| Your task |
Search the records for the word "Bebidas" and pick out every line that has it.

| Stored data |
►
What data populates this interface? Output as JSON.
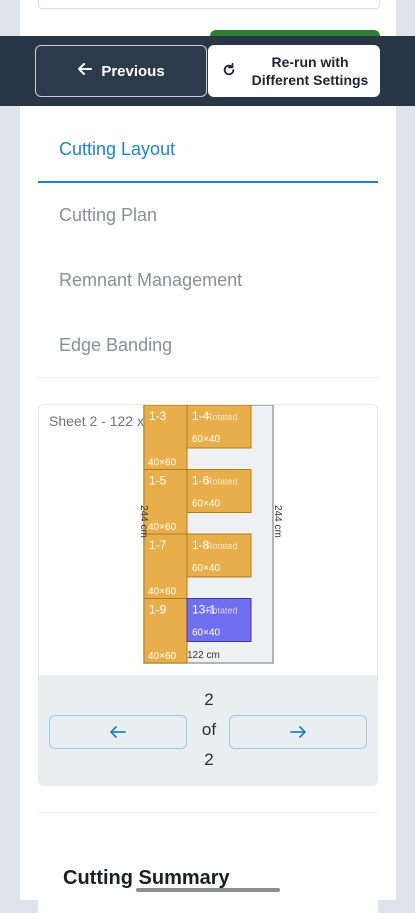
{
  "header": {
    "previous_label": "Previous",
    "rerun_label_line1": "Re-run with",
    "rerun_label_line2": "Different Settings"
  },
  "tabs": [
    {
      "label": "Cutting Layout",
      "active": true
    },
    {
      "label": "Cutting Plan",
      "active": false
    },
    {
      "label": "Remnant Management",
      "active": false
    },
    {
      "label": "Edge Banding",
      "active": false
    }
  ],
  "sheet": {
    "label": "Sheet 2 - 122 x",
    "width_label": "122 cm",
    "height_label": "244 cm",
    "height_label_left": "244 cm",
    "pieces": [
      {
        "id": "1-3",
        "size": "40×60",
        "rotated": false,
        "color": "#e7ae49"
      },
      {
        "id": "1-4",
        "size": "60×40",
        "rotated": true,
        "color": "#e7ae49"
      },
      {
        "id": "1-5",
        "size": "40×60",
        "rotated": false,
        "color": "#e7ae49"
      },
      {
        "id": "1-6",
        "size": "60×40",
        "rotated": true,
        "color": "#e7ae49"
      },
      {
        "id": "1-7",
        "size": "40×60",
        "rotated": false,
        "color": "#e7ae49"
      },
      {
        "id": "1-8",
        "size": "60×40",
        "rotated": true,
        "color": "#e7ae49"
      },
      {
        "id": "1-9",
        "size": "40×60",
        "rotated": false,
        "color": "#e7ae49"
      },
      {
        "id": "13-1",
        "size": "60×40",
        "rotated": true,
        "color": "#6f6ff0"
      }
    ],
    "rotated_label": "Rotated"
  },
  "pager": {
    "current": "2",
    "of_label": "of",
    "total": "2",
    "prev_icon": "arrow-left-icon",
    "next_icon": "arrow-right-icon"
  },
  "summary": {
    "title": "Cutting Summary"
  },
  "colors": {
    "accent": "#1e86c7",
    "header_bg": "#283646",
    "piece_orange": "#e7ae49",
    "piece_blue": "#6f6ff0"
  }
}
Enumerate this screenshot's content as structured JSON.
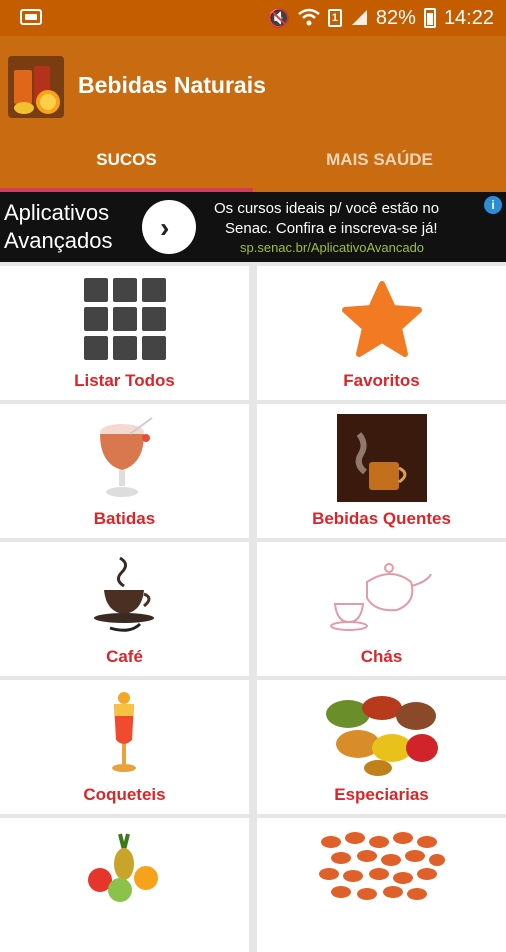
{
  "status": {
    "battery": "82%",
    "time": "14:22",
    "sim_slot": "1"
  },
  "app": {
    "title": "Bebidas Naturais"
  },
  "tabs": [
    {
      "label": "SUCOS"
    },
    {
      "label": "MAIS SAÚDE"
    }
  ],
  "ad": {
    "brand_line1": "Aplicativos",
    "brand_line2": "Avançados",
    "text_line1": "Os cursos ideais p/ você estão no",
    "text_line2": "Senac. Confira e inscreva-se já!",
    "url": "sp.senac.br/AplicativoAvancado"
  },
  "categories": [
    {
      "label": "Listar Todos"
    },
    {
      "label": "Favoritos"
    },
    {
      "label": "Batidas"
    },
    {
      "label": "Bebidas Quentes"
    },
    {
      "label": "Café"
    },
    {
      "label": "Chás"
    },
    {
      "label": "Coqueteis"
    },
    {
      "label": "Especiarias"
    },
    {
      "label": ""
    },
    {
      "label": ""
    }
  ],
  "colors": {
    "status_bar": "#c45c00",
    "app_bar": "#c96b10",
    "tab_indicator": "#d43a5a",
    "label_red": "#d8272b"
  }
}
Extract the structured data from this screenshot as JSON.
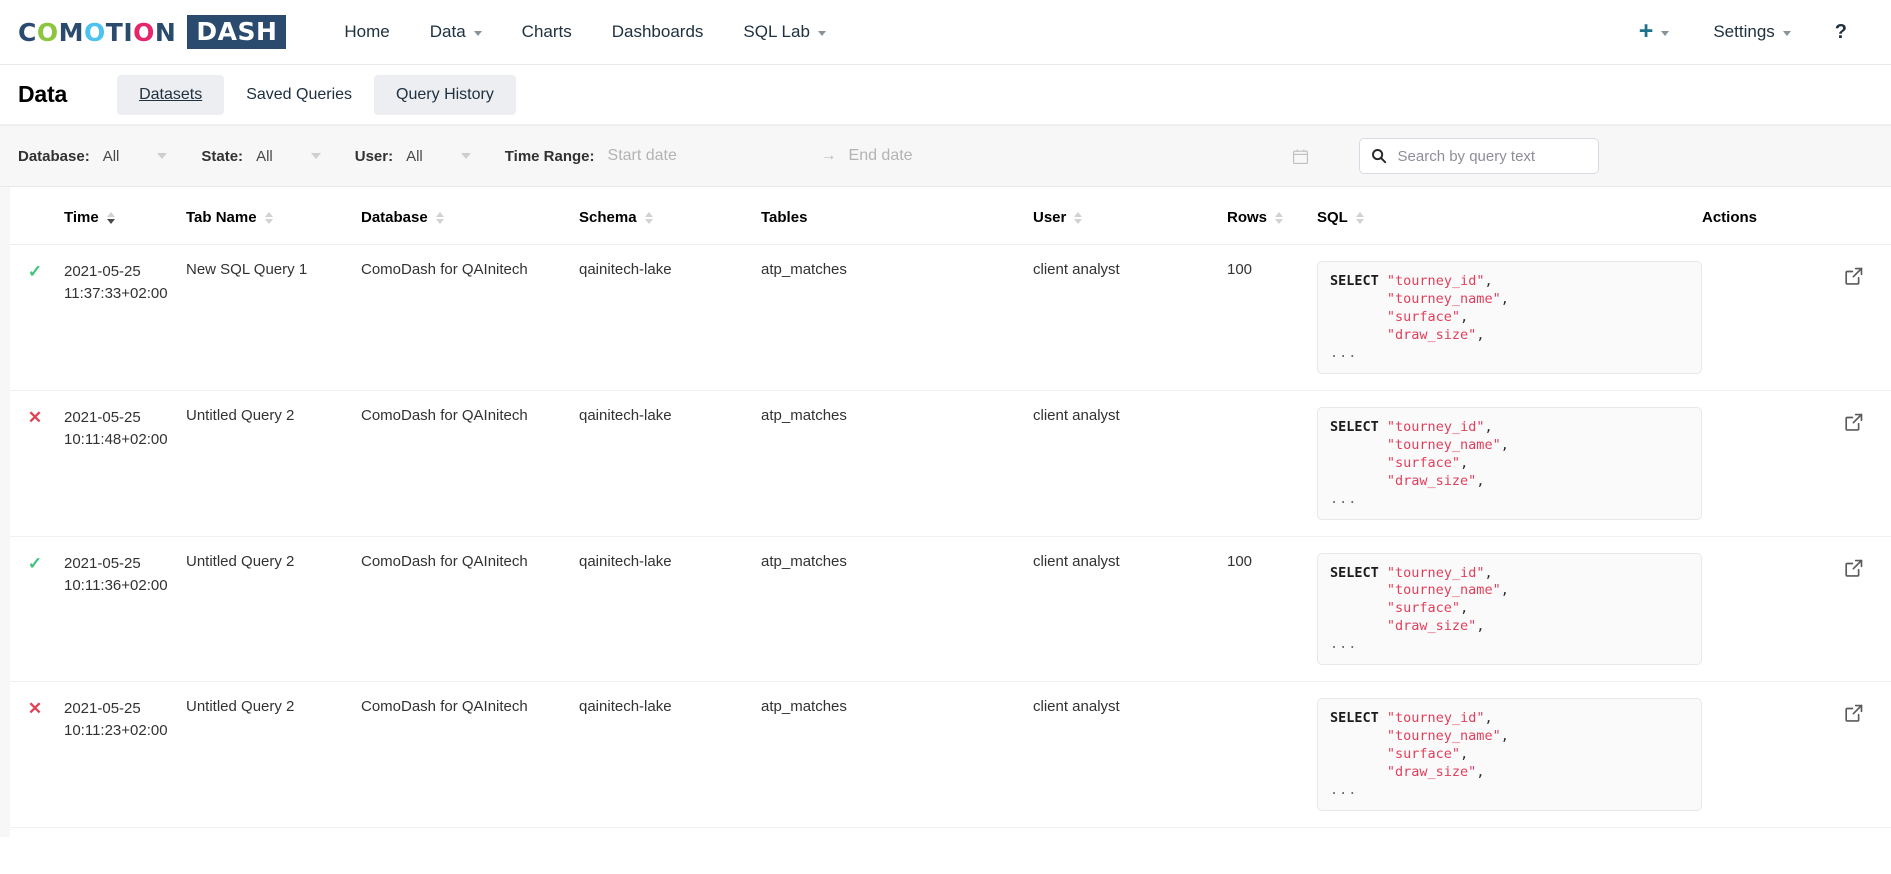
{
  "navbar": {
    "logo": {
      "letters": [
        {
          "ch": "C",
          "color": "#2a4b6e"
        },
        {
          "ch": "O",
          "color": "#8cc63f"
        },
        {
          "ch": "M",
          "color": "#2a4b6e"
        },
        {
          "ch": "O",
          "color": "#4ec3f0"
        },
        {
          "ch": "T",
          "color": "#2a4b6e"
        },
        {
          "ch": "I",
          "color": "#2a4b6e"
        },
        {
          "ch": "O",
          "color": "#e8246c"
        },
        {
          "ch": "N",
          "color": "#2a4b6e"
        }
      ],
      "badge_text": "DASH",
      "badge_bg": "#2a4b6e"
    },
    "links": [
      {
        "label": "Home",
        "has_caret": false
      },
      {
        "label": "Data",
        "has_caret": true
      },
      {
        "label": "Charts",
        "has_caret": false
      },
      {
        "label": "Dashboards",
        "has_caret": false
      },
      {
        "label": "SQL Lab",
        "has_caret": true
      }
    ],
    "right": {
      "plus_label": "+",
      "settings_label": "Settings",
      "help_label": "?",
      "accent_color": "#20728a"
    }
  },
  "subheader": {
    "title": "Data",
    "tabs": [
      {
        "label": "Datasets",
        "state": "hovered"
      },
      {
        "label": "Saved Queries",
        "state": "default"
      },
      {
        "label": "Query History",
        "state": "active"
      }
    ]
  },
  "filters": {
    "database": {
      "label": "Database:",
      "value": "All"
    },
    "state": {
      "label": "State:",
      "value": "All"
    },
    "user": {
      "label": "User:",
      "value": "All"
    },
    "time_range": {
      "label": "Time Range:",
      "start_placeholder": "Start date",
      "end_placeholder": "End date",
      "arrow": "→"
    },
    "search": {
      "placeholder": "Search by query text",
      "value": ""
    }
  },
  "table": {
    "columns": [
      {
        "key": "status",
        "label": "",
        "sortable": false
      },
      {
        "key": "time",
        "label": "Time",
        "sortable": true,
        "sort": "desc"
      },
      {
        "key": "tab_name",
        "label": "Tab Name",
        "sortable": true
      },
      {
        "key": "database",
        "label": "Database",
        "sortable": true
      },
      {
        "key": "schema",
        "label": "Schema",
        "sortable": true
      },
      {
        "key": "tables",
        "label": "Tables",
        "sortable": false
      },
      {
        "key": "user",
        "label": "User",
        "sortable": true
      },
      {
        "key": "rows",
        "label": "Rows",
        "sortable": true
      },
      {
        "key": "sql",
        "label": "SQL",
        "sortable": true
      },
      {
        "key": "actions",
        "label": "Actions",
        "sortable": false
      }
    ],
    "rows": [
      {
        "status": "success",
        "status_glyph": "✓",
        "date": "2021-05-25",
        "time": "11:37:33+02:00",
        "tab_name": "New SQL Query 1",
        "database": "ComoDash for QAInitech",
        "schema": "qainitech-lake",
        "tables": "atp_matches",
        "user": "client analyst",
        "rows": "100",
        "sql": {
          "keyword": "SELECT",
          "fields": [
            "\"tourney_id\"",
            "\"tourney_name\"",
            "\"surface\"",
            "\"draw_size\""
          ],
          "more": "..."
        },
        "action_icon": "external-link-icon"
      },
      {
        "status": "failed",
        "status_glyph": "✕",
        "date": "2021-05-25",
        "time": "10:11:48+02:00",
        "tab_name": "Untitled Query 2",
        "database": "ComoDash for QAInitech",
        "schema": "qainitech-lake",
        "tables": "atp_matches",
        "user": "client analyst",
        "rows": "",
        "sql": {
          "keyword": "SELECT",
          "fields": [
            "\"tourney_id\"",
            "\"tourney_name\"",
            "\"surface\"",
            "\"draw_size\""
          ],
          "more": "..."
        },
        "action_icon": "external-link-icon"
      },
      {
        "status": "success",
        "status_glyph": "✓",
        "date": "2021-05-25",
        "time": "10:11:36+02:00",
        "tab_name": "Untitled Query 2",
        "database": "ComoDash for QAInitech",
        "schema": "qainitech-lake",
        "tables": "atp_matches",
        "user": "client analyst",
        "rows": "100",
        "sql": {
          "keyword": "SELECT",
          "fields": [
            "\"tourney_id\"",
            "\"tourney_name\"",
            "\"surface\"",
            "\"draw_size\""
          ],
          "more": "..."
        },
        "action_icon": "external-link-icon"
      },
      {
        "status": "failed",
        "status_glyph": "✕",
        "date": "2021-05-25",
        "time": "10:11:23+02:00",
        "tab_name": "Untitled Query 2",
        "database": "ComoDash for QAInitech",
        "schema": "qainitech-lake",
        "tables": "atp_matches",
        "user": "client analyst",
        "rows": "",
        "sql": {
          "keyword": "SELECT",
          "fields": [
            "\"tourney_id\"",
            "\"tourney_name\"",
            "\"surface\"",
            "\"draw_size\""
          ],
          "more": "..."
        },
        "action_icon": "external-link-icon"
      }
    ]
  },
  "colors": {
    "success": "#3ec47b",
    "failure": "#e04355",
    "accent": "#20a7c9",
    "sql_string": "#e0405c",
    "filterbar_bg": "#f7f7f7"
  }
}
◄
| Task response |
    "title": "Bebidas Naturais"
      "label": "Bebidas Quentes"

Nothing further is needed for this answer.